• [Фрагмент текста]
Поэтому одной из доминант современной политической истории, характеризующей ее направленность, является стремление народов выйти из состояния пассивных объектов мировой политики и превратиться в полноправных участников процесса принятия глобальных решений. В особенности это касается народов третьего мира. В контексте прежней биполярной системы им отводилась роль объекта: они зависели от того, какой именно из двух держателей биполярной структуры сильней повлияет на них и вовлечет их в свою орбиту. С крушением биполярной системы субъект-объектное деление мира не только не исчезло, но приняло еще более драматический характер. Теперь уже единственная держава-гегемон грозит превращением всего остального мира в объект своей воли. Так новейший глобальный мир оказался в плену весьма архаичного авторитарного мышления.

• [Представленные данные]

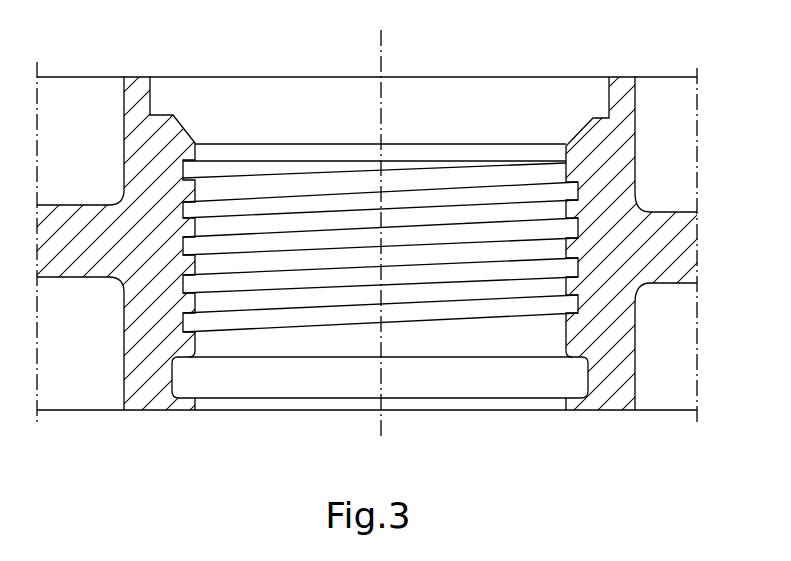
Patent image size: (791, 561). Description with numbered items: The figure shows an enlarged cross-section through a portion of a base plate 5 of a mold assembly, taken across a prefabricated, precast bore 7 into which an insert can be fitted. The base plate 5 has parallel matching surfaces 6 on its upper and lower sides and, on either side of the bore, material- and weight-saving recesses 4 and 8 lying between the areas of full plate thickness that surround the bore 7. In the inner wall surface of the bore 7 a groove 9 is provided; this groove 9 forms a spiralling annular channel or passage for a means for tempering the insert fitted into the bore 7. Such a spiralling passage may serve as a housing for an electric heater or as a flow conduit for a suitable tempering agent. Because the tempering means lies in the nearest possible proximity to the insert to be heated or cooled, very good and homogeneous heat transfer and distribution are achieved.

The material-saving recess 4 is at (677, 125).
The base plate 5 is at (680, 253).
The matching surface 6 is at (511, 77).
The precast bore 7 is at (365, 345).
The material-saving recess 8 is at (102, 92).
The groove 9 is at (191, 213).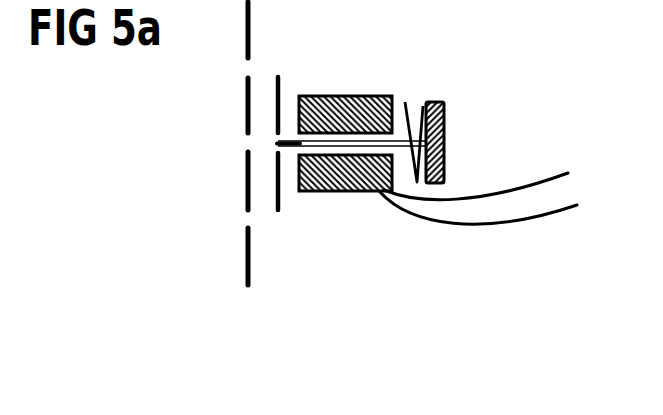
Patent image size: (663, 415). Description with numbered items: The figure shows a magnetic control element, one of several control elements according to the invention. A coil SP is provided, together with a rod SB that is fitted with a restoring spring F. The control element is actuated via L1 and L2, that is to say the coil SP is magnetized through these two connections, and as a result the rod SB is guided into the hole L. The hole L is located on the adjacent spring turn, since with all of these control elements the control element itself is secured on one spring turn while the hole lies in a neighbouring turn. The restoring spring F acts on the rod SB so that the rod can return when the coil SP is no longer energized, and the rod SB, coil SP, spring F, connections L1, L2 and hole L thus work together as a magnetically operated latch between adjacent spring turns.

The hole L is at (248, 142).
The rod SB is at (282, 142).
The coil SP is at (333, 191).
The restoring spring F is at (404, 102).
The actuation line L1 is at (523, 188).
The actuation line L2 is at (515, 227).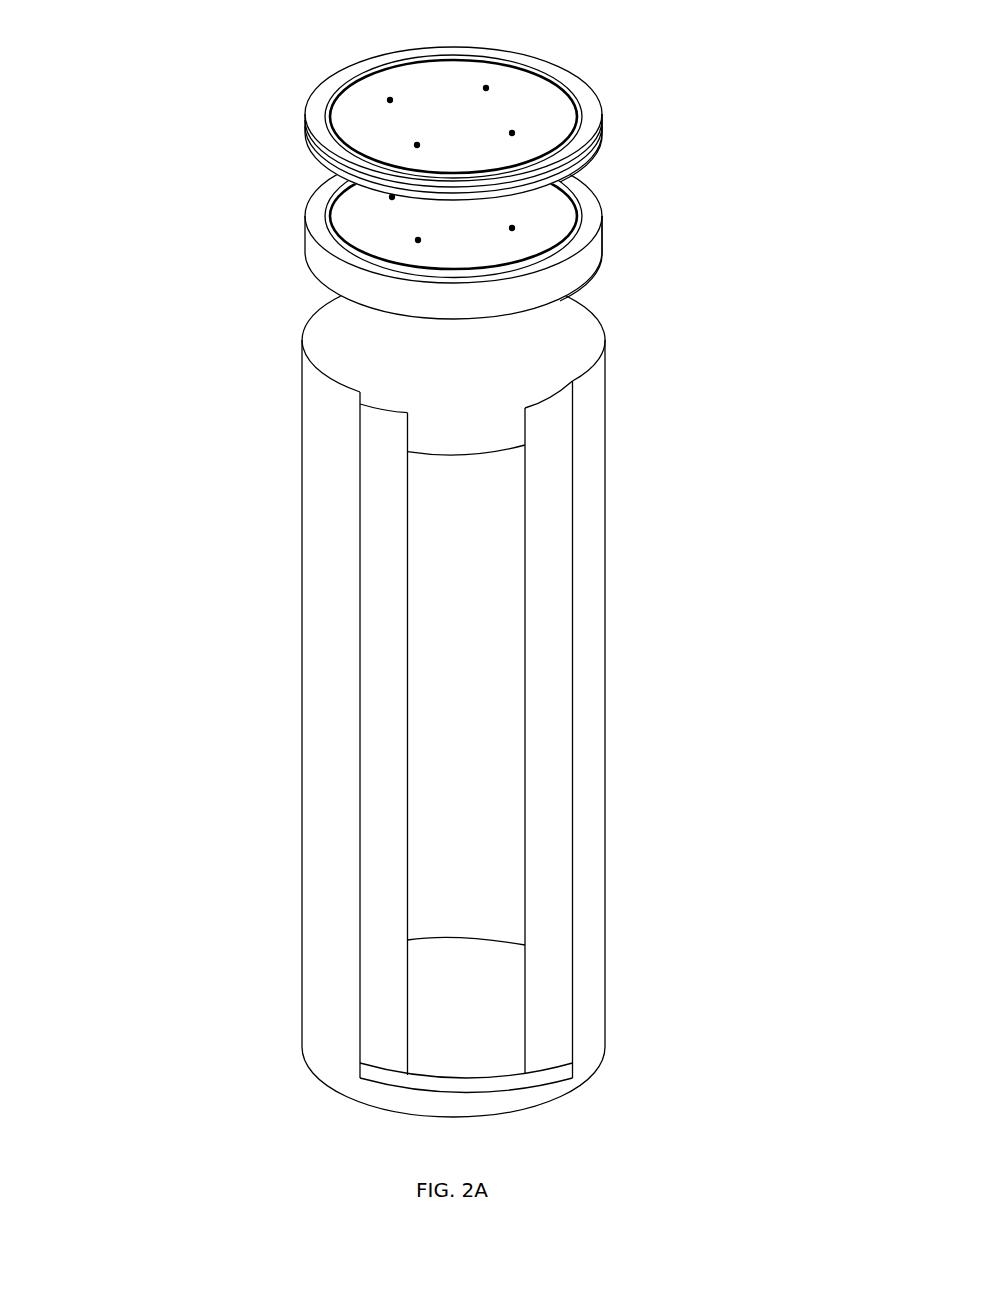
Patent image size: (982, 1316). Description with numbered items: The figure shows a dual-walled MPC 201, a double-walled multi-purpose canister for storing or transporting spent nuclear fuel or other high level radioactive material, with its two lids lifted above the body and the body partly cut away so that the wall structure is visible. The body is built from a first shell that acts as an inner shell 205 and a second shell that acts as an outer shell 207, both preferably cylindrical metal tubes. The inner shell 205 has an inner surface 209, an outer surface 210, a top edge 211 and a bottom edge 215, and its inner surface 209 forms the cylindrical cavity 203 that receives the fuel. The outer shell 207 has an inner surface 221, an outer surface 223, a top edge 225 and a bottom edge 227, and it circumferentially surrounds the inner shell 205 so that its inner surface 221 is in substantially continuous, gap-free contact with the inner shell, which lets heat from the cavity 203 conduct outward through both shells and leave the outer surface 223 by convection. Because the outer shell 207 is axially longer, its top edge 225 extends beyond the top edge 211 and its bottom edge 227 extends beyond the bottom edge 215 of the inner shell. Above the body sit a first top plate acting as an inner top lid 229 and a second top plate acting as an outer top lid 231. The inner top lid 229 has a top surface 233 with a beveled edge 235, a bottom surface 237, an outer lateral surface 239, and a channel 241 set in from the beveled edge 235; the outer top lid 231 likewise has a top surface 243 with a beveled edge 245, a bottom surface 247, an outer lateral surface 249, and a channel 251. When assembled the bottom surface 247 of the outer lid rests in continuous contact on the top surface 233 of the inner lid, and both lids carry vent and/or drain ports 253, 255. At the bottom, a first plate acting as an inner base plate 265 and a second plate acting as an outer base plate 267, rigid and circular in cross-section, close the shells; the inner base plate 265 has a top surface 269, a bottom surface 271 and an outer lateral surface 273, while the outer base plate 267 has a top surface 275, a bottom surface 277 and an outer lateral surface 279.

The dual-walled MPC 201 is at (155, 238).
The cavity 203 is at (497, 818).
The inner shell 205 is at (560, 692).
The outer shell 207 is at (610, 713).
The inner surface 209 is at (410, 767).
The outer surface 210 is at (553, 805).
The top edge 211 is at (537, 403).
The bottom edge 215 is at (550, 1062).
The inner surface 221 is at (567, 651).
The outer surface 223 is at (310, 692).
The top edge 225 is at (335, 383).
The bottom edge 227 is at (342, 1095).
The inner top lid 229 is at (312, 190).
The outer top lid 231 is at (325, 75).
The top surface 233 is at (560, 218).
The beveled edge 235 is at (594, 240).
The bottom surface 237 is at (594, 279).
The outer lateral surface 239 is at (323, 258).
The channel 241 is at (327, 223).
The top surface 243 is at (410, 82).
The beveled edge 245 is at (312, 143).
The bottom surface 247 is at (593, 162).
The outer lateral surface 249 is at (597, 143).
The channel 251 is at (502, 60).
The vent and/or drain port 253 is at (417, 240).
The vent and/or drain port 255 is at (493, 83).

• [Задание] Продолжите фрагмент о субъект-объектном делении мира, начиная сразу после его последнего предложения. Записи с фрагментом никак не связаны.

• [Письменный ответ]
Проблема заключается в том, как глобальный мир действительно осовременить и демократизировать. Глобальную революцию сознания нельзя провести на основе монолога передовых обществ, снабжающих всех остальных готовыми рецептами. Эта революция лишь в той мере заслуживает названия глобальной, если развернется на основе нового диалога цивилизаций и культур, в ходе которого окажется затребованным не только сравнительно кратковременный опыт промышленного Запада, но и долговременный опыт Востока, не только благополучного Севера, но и неблагополучного Юга, ибо большие прозрения культуры отнюдь не всегда питаются благополучием.
Наряду с этой революцией сознания, связанной с диалоговыми возможностями процесса глобализации, человечеству предстоит, по всей видимости, и новая институциональная революция. Дисгармонии нынешнего глобализма связаны с тем, что он вместо расширения числа ответственных участников системы принятия мироустроительных решений породил тенденцию его сужения — за счет отторжения представителей второго мира, выталкиваемых в третий мир, а также за счет выхолащивания потенциала представительных международных организаций (ООН, ОБСЕ и пр.).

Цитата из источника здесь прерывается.